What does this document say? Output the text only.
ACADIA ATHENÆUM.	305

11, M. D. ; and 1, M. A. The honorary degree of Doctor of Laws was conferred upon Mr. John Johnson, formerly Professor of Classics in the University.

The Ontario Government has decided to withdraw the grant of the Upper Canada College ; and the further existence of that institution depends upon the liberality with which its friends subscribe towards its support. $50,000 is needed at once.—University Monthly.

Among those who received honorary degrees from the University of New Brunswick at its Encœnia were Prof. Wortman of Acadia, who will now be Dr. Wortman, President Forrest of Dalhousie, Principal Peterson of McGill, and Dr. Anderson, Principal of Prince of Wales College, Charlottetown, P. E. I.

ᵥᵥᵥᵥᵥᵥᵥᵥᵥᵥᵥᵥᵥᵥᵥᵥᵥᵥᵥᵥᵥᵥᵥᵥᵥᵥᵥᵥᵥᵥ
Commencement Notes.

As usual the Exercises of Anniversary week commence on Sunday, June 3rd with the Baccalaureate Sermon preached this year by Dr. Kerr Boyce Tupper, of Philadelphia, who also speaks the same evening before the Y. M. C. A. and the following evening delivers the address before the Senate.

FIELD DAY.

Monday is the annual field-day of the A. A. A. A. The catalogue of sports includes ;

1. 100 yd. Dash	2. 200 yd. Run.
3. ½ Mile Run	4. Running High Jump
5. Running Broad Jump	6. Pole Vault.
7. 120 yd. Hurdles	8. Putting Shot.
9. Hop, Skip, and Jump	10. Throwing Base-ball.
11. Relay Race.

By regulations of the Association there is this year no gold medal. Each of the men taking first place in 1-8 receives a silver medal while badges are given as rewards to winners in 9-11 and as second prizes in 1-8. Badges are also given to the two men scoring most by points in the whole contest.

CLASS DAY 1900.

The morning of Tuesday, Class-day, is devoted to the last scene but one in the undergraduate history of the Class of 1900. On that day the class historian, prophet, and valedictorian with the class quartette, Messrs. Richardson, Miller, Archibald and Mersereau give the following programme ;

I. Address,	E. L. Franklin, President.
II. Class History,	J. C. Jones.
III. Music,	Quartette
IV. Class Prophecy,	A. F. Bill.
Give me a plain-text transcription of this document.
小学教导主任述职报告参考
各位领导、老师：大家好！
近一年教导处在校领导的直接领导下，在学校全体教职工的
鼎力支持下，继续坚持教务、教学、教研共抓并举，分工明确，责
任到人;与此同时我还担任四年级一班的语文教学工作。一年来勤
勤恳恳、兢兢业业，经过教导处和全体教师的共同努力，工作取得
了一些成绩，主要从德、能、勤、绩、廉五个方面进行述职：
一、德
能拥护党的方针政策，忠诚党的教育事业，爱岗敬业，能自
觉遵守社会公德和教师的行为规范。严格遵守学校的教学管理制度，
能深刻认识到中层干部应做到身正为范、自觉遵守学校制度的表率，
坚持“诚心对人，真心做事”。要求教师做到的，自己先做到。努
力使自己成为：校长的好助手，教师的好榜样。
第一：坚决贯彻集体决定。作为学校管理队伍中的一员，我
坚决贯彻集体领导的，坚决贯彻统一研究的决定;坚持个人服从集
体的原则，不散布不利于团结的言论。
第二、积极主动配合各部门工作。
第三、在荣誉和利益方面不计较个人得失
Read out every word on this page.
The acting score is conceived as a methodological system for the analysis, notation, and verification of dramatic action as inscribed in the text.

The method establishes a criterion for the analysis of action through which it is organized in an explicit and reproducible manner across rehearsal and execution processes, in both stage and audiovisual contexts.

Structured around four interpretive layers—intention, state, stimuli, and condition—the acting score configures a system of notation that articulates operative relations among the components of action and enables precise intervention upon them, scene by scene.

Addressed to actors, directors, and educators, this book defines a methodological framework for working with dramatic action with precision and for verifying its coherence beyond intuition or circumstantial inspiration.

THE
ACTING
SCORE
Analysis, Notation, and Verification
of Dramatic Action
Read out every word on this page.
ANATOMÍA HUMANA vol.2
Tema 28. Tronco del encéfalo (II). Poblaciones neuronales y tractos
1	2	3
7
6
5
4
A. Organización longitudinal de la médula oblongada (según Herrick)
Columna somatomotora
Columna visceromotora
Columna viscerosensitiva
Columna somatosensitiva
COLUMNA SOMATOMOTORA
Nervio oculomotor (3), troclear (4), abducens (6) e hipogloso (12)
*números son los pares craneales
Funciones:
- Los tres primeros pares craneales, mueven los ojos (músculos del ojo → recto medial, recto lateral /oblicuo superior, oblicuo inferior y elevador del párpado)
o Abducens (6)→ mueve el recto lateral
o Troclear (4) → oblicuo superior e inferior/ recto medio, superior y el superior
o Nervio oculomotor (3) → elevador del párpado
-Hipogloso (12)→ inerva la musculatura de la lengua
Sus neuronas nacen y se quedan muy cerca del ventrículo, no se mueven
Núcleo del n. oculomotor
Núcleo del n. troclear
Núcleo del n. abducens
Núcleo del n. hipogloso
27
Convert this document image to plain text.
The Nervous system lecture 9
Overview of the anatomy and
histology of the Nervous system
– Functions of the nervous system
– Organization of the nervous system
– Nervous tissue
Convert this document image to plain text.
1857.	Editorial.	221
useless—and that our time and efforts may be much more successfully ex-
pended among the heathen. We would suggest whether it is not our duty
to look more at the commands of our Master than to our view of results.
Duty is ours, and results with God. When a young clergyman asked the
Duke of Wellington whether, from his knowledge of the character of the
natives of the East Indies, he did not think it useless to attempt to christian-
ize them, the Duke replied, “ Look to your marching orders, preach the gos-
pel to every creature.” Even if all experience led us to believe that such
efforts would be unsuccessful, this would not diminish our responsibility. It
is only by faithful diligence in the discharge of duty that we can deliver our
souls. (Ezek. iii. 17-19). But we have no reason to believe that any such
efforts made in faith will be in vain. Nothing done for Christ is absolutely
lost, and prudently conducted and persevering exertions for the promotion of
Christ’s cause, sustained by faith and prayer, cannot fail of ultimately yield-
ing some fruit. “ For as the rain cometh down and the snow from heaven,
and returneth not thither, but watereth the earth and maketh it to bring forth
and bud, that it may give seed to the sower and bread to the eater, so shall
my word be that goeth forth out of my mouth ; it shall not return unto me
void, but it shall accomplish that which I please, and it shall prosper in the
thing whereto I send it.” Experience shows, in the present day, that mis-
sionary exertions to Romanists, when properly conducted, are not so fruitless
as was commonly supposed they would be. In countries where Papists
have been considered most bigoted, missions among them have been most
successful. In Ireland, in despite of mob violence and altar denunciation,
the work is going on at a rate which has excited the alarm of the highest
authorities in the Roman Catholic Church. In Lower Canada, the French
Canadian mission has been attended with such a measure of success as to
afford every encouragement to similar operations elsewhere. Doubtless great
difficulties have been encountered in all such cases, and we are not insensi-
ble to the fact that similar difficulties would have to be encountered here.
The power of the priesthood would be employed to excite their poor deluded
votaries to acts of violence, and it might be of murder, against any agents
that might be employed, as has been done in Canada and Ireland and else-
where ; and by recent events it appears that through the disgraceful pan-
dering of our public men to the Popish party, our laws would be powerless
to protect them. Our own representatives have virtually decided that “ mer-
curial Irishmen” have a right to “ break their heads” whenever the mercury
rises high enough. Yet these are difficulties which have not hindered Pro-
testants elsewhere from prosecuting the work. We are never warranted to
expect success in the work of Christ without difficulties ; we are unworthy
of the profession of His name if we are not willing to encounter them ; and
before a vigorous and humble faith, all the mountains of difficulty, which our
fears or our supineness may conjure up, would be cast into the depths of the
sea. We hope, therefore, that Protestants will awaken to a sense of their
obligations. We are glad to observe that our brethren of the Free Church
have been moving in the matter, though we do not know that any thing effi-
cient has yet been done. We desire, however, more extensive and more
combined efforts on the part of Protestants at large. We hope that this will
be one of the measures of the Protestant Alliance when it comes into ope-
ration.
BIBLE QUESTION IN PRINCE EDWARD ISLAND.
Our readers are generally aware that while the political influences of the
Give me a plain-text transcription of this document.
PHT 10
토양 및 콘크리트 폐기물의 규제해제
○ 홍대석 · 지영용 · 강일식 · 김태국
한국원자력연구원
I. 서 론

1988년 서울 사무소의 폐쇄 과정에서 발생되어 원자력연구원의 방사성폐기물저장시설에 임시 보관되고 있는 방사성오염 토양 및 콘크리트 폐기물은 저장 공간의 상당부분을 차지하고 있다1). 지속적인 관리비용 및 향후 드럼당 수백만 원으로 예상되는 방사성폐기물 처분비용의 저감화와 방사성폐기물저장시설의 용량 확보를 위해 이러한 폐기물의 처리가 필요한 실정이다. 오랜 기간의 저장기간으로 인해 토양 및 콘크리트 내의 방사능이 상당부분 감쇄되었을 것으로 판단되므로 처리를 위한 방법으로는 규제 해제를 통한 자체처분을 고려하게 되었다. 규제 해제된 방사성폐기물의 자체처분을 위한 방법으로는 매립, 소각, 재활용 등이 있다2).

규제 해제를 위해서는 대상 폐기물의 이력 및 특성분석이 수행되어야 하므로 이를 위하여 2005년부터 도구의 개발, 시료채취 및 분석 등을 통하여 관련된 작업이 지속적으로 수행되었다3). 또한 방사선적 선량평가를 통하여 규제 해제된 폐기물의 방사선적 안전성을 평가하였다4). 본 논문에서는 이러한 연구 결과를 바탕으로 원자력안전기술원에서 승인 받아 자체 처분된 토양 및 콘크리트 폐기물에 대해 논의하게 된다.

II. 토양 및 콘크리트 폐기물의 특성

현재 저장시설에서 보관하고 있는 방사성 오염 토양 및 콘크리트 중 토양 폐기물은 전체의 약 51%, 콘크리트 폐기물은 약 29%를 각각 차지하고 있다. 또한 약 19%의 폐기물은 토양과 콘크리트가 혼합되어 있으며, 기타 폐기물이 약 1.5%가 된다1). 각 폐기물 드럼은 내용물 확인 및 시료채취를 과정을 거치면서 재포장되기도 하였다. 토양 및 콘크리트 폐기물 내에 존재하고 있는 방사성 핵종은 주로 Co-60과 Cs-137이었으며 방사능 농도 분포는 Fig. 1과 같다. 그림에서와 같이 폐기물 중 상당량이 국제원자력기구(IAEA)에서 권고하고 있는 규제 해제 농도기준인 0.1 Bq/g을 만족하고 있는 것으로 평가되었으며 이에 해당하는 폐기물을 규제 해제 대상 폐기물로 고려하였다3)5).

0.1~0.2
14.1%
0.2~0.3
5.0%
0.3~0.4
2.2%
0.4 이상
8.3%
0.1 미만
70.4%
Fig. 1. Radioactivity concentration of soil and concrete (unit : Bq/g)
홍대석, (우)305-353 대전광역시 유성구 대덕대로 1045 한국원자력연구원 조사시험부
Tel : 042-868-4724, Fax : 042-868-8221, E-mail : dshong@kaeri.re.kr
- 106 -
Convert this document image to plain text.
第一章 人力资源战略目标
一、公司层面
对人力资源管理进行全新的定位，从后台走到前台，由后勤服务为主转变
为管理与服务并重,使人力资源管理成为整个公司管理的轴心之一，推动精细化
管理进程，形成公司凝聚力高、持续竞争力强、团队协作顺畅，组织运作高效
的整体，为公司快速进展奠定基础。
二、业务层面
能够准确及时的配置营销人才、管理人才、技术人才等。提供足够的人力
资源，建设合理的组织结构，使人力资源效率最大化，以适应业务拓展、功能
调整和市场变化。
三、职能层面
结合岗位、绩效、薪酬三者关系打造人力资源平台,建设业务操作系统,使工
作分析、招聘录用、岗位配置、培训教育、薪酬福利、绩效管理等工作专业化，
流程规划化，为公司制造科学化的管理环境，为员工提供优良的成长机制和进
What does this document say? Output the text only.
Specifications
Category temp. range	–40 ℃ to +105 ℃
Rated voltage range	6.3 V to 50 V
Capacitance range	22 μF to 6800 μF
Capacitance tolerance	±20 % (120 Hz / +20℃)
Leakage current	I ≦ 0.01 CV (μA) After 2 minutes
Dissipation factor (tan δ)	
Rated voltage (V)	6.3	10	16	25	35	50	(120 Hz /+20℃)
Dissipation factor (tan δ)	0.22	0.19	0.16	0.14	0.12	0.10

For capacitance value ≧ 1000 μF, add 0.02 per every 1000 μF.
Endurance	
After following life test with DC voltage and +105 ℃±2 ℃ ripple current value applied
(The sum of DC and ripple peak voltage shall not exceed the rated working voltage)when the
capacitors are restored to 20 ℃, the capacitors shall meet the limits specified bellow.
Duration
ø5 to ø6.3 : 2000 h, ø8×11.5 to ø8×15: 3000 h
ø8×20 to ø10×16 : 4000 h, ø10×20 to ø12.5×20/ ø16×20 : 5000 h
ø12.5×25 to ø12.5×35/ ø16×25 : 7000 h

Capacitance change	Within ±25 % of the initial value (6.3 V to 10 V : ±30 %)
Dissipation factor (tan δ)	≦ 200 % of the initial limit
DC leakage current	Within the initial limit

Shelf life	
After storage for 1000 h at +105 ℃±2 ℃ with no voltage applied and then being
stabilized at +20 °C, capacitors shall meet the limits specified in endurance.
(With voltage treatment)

YOUR GOAL: Say how many lines of the data include the word "been". Respond with the number alone.

WRITTEN REPLY: 6